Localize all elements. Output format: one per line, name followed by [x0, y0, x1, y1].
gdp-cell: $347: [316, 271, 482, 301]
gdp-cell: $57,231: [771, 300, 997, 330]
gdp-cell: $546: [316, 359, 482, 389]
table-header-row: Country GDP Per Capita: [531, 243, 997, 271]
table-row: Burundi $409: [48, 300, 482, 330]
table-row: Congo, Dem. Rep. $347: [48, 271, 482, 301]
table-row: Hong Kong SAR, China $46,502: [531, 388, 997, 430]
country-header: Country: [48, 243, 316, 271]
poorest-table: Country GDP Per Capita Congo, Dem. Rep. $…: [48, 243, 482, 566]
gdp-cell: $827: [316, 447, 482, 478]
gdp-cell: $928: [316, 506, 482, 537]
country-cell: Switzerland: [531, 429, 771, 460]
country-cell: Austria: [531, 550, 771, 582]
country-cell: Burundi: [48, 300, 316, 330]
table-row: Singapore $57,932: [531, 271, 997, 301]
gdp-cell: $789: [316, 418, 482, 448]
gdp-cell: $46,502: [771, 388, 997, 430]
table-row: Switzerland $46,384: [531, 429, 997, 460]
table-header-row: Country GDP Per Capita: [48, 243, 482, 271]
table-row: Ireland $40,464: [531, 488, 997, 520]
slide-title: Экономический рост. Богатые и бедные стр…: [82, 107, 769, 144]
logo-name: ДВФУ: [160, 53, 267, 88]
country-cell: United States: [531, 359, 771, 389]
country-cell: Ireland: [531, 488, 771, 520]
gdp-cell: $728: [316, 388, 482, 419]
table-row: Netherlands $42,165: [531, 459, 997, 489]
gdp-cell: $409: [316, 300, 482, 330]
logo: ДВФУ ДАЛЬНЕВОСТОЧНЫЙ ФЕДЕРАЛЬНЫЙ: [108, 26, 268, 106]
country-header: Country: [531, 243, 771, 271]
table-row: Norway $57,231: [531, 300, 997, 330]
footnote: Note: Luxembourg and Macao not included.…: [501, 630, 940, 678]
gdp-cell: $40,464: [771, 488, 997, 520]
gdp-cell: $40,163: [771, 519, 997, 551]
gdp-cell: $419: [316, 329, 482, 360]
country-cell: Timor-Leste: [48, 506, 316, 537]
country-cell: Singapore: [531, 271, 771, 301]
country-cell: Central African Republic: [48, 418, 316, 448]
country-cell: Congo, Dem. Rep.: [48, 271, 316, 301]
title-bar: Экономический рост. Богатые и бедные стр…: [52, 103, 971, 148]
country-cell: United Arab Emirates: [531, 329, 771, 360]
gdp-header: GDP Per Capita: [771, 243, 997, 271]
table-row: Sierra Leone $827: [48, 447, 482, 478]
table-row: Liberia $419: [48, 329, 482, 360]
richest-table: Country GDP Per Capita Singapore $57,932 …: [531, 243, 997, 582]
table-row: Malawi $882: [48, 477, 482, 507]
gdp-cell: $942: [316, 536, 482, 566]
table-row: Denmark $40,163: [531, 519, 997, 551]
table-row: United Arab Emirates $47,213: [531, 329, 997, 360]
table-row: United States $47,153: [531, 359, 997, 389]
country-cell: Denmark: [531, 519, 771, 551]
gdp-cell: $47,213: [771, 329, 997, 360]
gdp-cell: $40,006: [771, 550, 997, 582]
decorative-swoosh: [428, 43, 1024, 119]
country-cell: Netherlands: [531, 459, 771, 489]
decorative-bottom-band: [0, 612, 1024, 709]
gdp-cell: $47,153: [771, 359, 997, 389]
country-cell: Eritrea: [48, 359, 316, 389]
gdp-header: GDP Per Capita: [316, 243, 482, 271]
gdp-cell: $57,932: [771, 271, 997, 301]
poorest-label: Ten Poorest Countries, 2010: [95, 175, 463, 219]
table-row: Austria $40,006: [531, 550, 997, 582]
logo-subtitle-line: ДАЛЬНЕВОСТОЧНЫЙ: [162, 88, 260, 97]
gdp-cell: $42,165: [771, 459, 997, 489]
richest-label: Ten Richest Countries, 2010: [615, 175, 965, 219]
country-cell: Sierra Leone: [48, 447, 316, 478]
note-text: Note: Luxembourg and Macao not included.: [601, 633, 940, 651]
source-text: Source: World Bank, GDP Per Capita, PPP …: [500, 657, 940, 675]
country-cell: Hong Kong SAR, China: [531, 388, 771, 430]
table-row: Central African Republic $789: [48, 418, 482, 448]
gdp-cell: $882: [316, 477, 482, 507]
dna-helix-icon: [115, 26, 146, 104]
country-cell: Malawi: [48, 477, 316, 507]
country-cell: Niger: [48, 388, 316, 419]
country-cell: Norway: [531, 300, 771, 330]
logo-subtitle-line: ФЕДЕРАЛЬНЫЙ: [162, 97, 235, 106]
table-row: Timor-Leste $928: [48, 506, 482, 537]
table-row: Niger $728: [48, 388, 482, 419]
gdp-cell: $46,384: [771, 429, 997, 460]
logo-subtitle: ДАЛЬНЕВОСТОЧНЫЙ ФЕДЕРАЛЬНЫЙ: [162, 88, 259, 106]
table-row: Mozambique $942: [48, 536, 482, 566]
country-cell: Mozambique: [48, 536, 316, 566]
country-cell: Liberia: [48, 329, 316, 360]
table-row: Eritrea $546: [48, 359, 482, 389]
━━━━━━━━━━━━━━━━
■ Stated task ■
Reproduce all of the items above line for line, without changing a single character.

■ Answer to this problem ■
Localize all elements. Output format: one per line, name followed by [x0, y0, x1, y1].
gdp-cell: $347: [316, 271, 482, 301]
gdp-cell: $57,231: [771, 300, 997, 330]
gdp-cell: $546: [316, 359, 482, 389]
table-header-row: Country GDP Per Capita: [531, 243, 997, 271]
table-row: Burundi $409: [48, 300, 482, 330]
table-row: Congo, Dem. Rep. $347: [48, 271, 482, 301]
table-row: Hong Kong SAR, China $46,502: [531, 388, 997, 430]
country-header: Country: [48, 243, 316, 271]
poorest-table: Country GDP Per Capita Congo, Dem. Rep. $…: [48, 243, 482, 566]
gdp-cell: $827: [316, 447, 482, 478]
gdp-cell: $928: [316, 506, 482, 537]
country-cell: Switzerland: [531, 429, 771, 460]
country-cell: Austria: [531, 550, 771, 582]
country-cell: Burundi: [48, 300, 316, 330]
table-row: Singapore $57,932: [531, 271, 997, 301]
gdp-cell: $789: [316, 418, 482, 448]
gdp-cell: $46,502: [771, 388, 997, 430]
table-row: Switzerland $46,384: [531, 429, 997, 460]
table-header-row: Country GDP Per Capita: [48, 243, 482, 271]
table-row: Ireland $40,464: [531, 488, 997, 520]
slide-title: Экономический рост. Богатые и бедные стр…: [82, 107, 769, 144]
logo-name: ДВФУ: [160, 53, 267, 88]
country-cell: United States: [531, 359, 771, 389]
country-cell: Ireland: [531, 488, 771, 520]
gdp-cell: $728: [316, 388, 482, 419]
table-row: Netherlands $42,165: [531, 459, 997, 489]
gdp-cell: $409: [316, 300, 482, 330]
logo: ДВФУ ДАЛЬНЕВОСТОЧНЫЙ ФЕДЕРАЛЬНЫЙ: [108, 26, 268, 106]
country-header: Country: [531, 243, 771, 271]
table-row: Norway $57,231: [531, 300, 997, 330]
footnote: Note: Luxembourg and Macao not included.…: [501, 630, 940, 678]
gdp-cell: $40,464: [771, 488, 997, 520]
gdp-cell: $40,163: [771, 519, 997, 551]
gdp-cell: $419: [316, 329, 482, 360]
country-cell: Timor-Leste: [48, 506, 316, 537]
country-cell: Singapore: [531, 271, 771, 301]
country-cell: Central African Republic: [48, 418, 316, 448]
country-cell: Congo, Dem. Rep.: [48, 271, 316, 301]
title-bar: Экономический рост. Богатые и бедные стр…: [52, 103, 971, 148]
country-cell: United Arab Emirates: [531, 329, 771, 360]
gdp-header: GDP Per Capita: [771, 243, 997, 271]
table-row: Sierra Leone $827: [48, 447, 482, 478]
table-row: Liberia $419: [48, 329, 482, 360]
richest-table: Country GDP Per Capita Singapore $57,932 …: [531, 243, 997, 582]
table-row: Malawi $882: [48, 477, 482, 507]
gdp-cell: $942: [316, 536, 482, 566]
table-row: Denmark $40,163: [531, 519, 997, 551]
table-row: United Arab Emirates $47,213: [531, 329, 997, 360]
table-row: United States $47,153: [531, 359, 997, 389]
country-cell: Denmark: [531, 519, 771, 551]
gdp-cell: $47,213: [771, 329, 997, 360]
gdp-cell: $40,006: [771, 550, 997, 582]
decorative-swoosh: [428, 43, 1024, 119]
country-cell: Netherlands: [531, 459, 771, 489]
decorative-bottom-band: [0, 612, 1024, 709]
gdp-cell: $47,153: [771, 359, 997, 389]
country-cell: Eritrea: [48, 359, 316, 389]
gdp-header: GDP Per Capita: [316, 243, 482, 271]
gdp-cell: $57,932: [771, 271, 997, 301]
poorest-label: Ten Poorest Countries, 2010: [95, 175, 463, 219]
table-row: Austria $40,006: [531, 550, 997, 582]
logo-subtitle-line: ДАЛЬНЕВОСТОЧНЫЙ: [162, 88, 260, 97]
gdp-cell: $42,165: [771, 459, 997, 489]
richest-label: Ten Richest Countries, 2010: [615, 175, 965, 219]
country-cell: Sierra Leone: [48, 447, 316, 478]
note-text: Note: Luxembourg and Macao not included.: [601, 633, 940, 651]
source-text: Source: World Bank, GDP Per Capita, PPP …: [500, 657, 940, 675]
country-cell: Hong Kong SAR, China: [531, 388, 771, 430]
table-row: Central African Republic $789: [48, 418, 482, 448]
gdp-cell: $882: [316, 477, 482, 507]
dna-helix-icon: [115, 26, 146, 104]
country-cell: Malawi: [48, 477, 316, 507]
country-cell: Niger: [48, 388, 316, 419]
country-cell: Norway: [531, 300, 771, 330]
logo-subtitle-line: ФЕДЕРАЛЬНЫЙ: [162, 97, 235, 106]
table-row: Timor-Leste $928: [48, 506, 482, 537]
table-row: Niger $728: [48, 388, 482, 419]
gdp-cell: $46,384: [771, 429, 997, 460]
logo-subtitle: ДАЛЬНЕВОСТОЧНЫЙ ФЕДЕРАЛЬНЫЙ: [162, 88, 259, 106]
table-row: Mozambique $942: [48, 536, 482, 566]
country-cell: Mozambique: [48, 536, 316, 566]
country-cell: Liberia: [48, 329, 316, 360]
table-row: Eritrea $546: [48, 359, 482, 389]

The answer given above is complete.